What is needed:
Extract every line where the string "left" appears.

Provided records:
☆ ☆ ☆ ☆ ☆ ☆ ☆

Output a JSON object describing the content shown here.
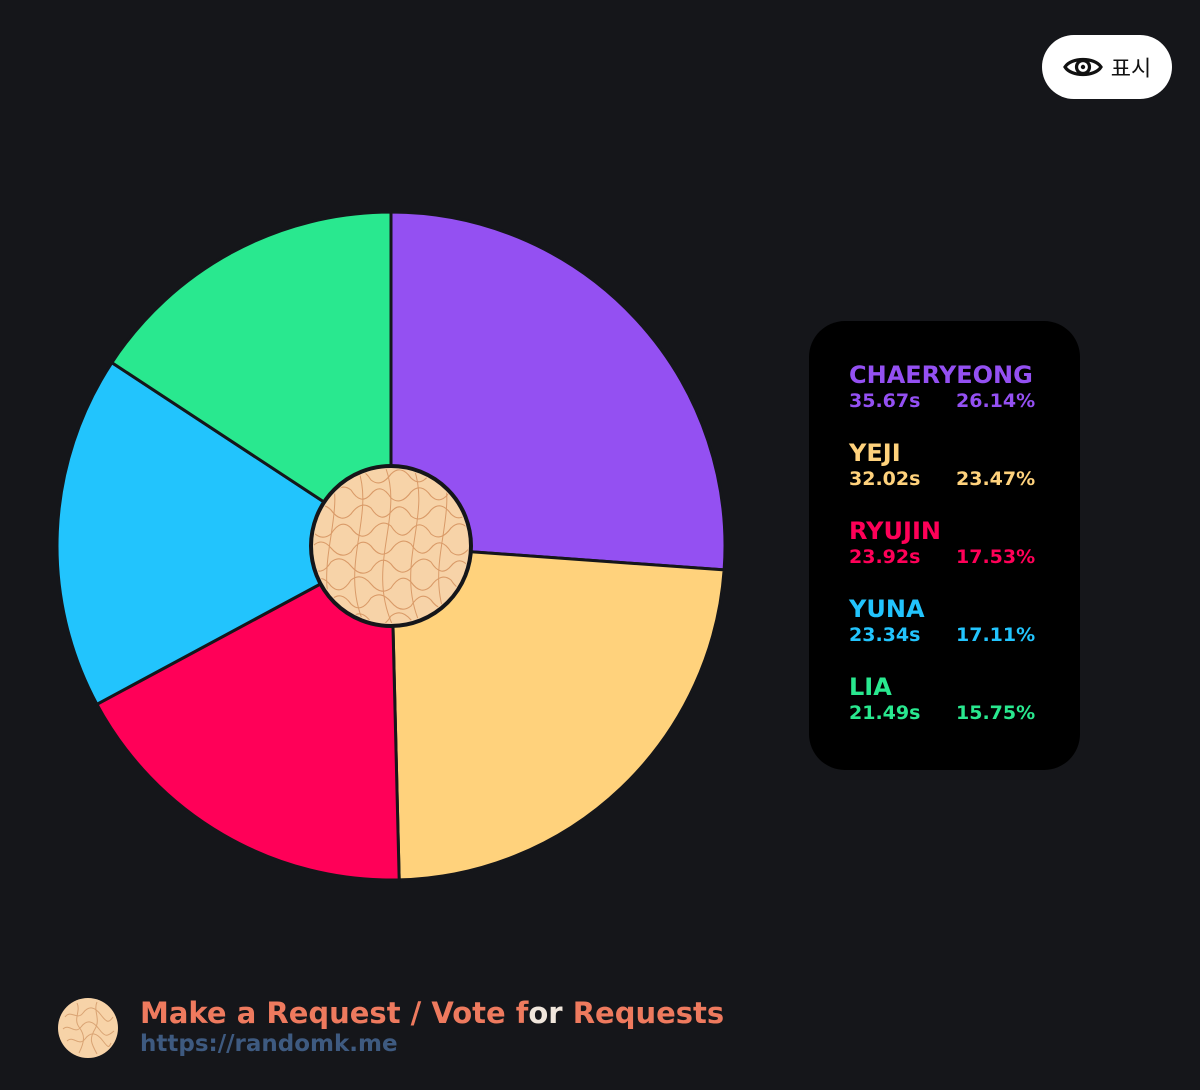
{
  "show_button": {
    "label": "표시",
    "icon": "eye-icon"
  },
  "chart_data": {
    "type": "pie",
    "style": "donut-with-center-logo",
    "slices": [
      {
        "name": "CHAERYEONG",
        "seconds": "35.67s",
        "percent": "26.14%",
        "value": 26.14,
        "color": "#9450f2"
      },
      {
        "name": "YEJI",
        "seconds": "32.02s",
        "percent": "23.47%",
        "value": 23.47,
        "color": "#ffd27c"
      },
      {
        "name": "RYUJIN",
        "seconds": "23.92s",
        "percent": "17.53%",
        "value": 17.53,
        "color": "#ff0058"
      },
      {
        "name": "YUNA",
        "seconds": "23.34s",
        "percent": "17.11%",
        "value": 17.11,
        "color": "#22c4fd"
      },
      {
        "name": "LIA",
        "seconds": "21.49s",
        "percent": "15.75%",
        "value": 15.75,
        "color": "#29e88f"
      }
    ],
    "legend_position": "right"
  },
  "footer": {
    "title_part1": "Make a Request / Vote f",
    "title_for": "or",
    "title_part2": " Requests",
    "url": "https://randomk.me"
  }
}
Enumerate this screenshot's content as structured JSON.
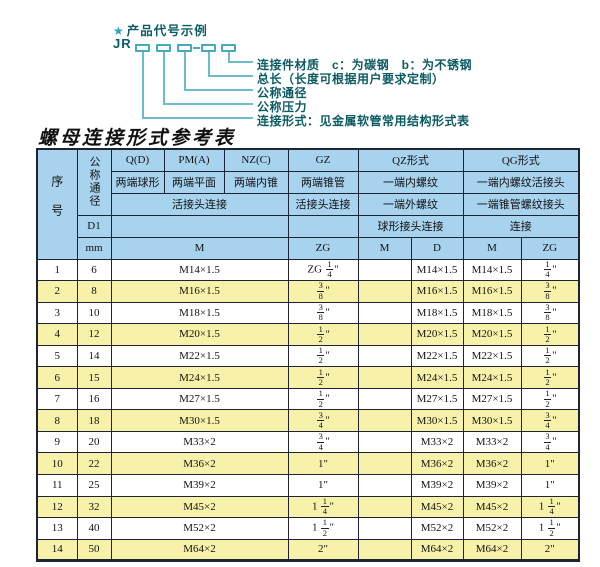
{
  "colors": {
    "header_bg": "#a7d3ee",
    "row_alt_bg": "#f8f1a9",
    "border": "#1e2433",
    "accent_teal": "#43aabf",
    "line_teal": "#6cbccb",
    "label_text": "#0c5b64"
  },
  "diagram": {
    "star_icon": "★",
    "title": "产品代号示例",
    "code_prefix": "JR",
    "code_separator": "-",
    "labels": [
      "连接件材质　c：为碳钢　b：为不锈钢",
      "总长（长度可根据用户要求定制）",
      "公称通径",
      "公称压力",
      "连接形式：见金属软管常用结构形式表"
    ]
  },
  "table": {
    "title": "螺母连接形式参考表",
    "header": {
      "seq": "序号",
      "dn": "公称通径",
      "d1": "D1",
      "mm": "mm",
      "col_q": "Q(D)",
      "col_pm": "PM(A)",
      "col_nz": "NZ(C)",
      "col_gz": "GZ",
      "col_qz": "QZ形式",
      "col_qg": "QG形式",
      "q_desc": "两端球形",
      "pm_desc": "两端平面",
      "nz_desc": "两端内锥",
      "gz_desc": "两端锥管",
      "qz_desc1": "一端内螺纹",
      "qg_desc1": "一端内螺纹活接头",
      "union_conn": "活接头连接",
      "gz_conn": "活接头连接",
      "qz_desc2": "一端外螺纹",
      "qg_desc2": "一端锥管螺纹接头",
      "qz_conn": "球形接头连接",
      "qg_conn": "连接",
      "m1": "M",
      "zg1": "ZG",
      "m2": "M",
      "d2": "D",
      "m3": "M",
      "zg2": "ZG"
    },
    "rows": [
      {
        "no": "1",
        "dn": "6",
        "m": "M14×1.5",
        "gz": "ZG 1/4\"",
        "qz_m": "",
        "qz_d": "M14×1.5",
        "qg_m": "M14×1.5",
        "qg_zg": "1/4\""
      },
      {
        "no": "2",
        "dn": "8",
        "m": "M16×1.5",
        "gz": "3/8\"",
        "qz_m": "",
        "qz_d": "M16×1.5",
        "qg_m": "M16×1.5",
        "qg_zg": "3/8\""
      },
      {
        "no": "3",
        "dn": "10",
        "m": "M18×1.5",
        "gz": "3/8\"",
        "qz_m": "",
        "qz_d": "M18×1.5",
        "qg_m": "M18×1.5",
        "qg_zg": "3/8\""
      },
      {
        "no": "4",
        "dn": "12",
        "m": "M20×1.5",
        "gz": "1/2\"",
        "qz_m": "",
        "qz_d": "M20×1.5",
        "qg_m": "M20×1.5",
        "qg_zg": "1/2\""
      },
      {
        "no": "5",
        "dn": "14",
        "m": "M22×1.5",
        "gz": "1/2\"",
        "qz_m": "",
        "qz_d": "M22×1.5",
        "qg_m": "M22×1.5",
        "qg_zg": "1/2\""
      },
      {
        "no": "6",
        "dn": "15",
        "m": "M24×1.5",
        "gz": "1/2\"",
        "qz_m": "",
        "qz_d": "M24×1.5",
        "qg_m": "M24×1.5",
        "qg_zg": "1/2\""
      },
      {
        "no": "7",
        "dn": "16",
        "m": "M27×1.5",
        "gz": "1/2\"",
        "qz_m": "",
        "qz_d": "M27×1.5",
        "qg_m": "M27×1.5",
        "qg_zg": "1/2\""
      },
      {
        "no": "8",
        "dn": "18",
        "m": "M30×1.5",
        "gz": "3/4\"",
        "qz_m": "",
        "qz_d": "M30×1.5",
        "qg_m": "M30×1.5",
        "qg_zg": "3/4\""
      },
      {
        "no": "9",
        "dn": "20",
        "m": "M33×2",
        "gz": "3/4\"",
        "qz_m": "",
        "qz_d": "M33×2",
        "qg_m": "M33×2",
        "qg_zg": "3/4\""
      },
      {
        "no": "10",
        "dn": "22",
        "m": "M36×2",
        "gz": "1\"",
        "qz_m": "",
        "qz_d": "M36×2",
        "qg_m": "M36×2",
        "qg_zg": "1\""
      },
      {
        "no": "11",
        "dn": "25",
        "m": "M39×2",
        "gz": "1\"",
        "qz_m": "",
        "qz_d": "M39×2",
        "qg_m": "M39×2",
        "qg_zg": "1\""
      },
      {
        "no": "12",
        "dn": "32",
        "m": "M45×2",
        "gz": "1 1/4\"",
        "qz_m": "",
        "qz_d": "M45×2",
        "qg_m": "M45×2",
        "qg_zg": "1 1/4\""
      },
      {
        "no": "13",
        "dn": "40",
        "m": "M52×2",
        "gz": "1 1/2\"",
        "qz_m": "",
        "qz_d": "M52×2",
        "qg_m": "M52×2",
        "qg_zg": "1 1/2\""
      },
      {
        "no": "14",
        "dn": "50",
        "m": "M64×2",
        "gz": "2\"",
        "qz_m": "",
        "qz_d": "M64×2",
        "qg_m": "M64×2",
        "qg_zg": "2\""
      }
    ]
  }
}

☆ ☆ ☆ ☆ ☆ ☆ ☆

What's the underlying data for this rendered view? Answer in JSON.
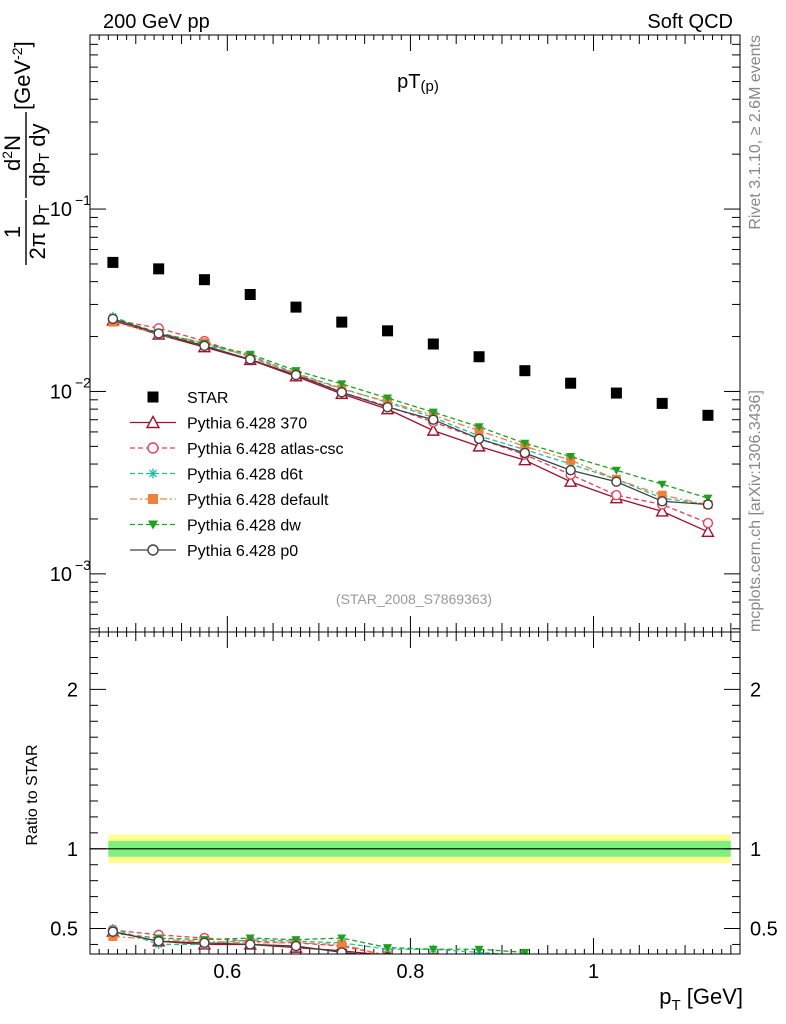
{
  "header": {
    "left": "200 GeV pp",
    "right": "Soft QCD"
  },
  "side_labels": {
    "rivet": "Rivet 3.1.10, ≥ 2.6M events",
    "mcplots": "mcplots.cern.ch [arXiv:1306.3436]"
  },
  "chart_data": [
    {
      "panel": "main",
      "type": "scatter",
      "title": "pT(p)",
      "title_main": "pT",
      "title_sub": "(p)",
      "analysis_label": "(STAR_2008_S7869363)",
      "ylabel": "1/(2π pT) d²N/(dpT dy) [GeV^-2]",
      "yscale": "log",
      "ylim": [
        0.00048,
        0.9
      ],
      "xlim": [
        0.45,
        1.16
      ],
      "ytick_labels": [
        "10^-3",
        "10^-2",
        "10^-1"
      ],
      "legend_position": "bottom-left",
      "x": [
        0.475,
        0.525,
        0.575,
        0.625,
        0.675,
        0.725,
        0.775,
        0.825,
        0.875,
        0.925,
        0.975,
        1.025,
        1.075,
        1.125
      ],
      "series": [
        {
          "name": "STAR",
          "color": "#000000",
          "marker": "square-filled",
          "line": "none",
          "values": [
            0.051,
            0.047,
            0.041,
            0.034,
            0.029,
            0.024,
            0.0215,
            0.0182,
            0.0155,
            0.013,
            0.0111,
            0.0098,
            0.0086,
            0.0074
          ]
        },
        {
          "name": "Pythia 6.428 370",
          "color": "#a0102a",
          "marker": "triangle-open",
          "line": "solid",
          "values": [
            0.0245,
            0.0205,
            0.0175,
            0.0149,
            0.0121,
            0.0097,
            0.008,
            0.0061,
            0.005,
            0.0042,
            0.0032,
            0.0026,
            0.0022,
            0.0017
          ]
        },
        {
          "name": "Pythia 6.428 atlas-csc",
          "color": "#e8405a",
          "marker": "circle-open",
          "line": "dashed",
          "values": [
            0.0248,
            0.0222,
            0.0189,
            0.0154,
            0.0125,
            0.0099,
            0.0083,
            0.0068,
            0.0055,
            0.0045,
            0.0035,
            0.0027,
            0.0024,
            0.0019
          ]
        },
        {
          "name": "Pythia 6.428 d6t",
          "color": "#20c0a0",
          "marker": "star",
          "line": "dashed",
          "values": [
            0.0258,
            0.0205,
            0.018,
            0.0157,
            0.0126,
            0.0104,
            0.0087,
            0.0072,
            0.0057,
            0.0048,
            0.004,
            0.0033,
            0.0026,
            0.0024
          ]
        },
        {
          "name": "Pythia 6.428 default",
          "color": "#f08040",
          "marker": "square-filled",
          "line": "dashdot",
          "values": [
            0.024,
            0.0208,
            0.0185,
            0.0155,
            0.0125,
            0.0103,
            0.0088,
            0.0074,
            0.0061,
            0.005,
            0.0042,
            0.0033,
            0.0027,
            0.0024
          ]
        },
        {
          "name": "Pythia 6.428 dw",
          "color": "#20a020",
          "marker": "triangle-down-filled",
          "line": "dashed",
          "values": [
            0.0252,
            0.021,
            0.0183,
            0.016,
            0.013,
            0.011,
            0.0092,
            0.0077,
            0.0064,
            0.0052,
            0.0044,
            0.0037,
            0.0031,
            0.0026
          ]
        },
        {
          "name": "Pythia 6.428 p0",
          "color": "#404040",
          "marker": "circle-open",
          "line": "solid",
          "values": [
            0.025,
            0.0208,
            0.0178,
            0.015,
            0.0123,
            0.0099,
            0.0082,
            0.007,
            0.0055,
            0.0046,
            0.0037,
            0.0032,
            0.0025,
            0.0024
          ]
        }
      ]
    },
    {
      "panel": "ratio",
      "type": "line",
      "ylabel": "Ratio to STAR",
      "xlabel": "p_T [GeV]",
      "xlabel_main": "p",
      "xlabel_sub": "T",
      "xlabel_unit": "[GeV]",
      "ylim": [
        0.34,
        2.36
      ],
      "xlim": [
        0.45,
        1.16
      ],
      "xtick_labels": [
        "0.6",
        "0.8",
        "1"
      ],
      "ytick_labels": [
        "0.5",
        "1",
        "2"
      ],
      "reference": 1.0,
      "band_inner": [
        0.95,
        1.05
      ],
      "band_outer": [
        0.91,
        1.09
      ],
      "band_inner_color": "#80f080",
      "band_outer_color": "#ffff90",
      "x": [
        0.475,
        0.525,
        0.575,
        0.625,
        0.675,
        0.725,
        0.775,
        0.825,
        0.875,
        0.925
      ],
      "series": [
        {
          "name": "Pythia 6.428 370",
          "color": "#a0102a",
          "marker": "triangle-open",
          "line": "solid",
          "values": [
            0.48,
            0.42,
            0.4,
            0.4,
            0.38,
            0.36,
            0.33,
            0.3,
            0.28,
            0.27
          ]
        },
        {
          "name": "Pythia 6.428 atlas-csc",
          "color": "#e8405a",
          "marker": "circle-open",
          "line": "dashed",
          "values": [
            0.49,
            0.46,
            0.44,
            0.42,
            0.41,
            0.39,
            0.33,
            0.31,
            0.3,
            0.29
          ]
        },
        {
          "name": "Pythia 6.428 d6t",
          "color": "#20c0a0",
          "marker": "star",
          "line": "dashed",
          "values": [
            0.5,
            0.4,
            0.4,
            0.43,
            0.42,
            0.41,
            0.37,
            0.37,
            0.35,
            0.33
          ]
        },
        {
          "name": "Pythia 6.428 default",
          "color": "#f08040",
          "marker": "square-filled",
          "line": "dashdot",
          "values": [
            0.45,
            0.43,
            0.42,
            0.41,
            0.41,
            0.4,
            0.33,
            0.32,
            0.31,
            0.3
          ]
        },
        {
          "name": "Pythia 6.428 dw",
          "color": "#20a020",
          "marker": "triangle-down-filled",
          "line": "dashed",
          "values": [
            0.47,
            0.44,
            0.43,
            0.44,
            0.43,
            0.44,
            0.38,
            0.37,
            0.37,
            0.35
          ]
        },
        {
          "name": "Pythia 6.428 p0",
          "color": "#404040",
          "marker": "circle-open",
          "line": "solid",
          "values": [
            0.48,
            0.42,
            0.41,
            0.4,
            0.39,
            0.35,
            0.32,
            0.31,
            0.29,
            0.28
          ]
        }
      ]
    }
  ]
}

☆ ☆ ☆ ☆ ☆ ☆ ☆

Solution to this problem:
    "left": "200 GeV pp",
      "legend_position": "bottom-left",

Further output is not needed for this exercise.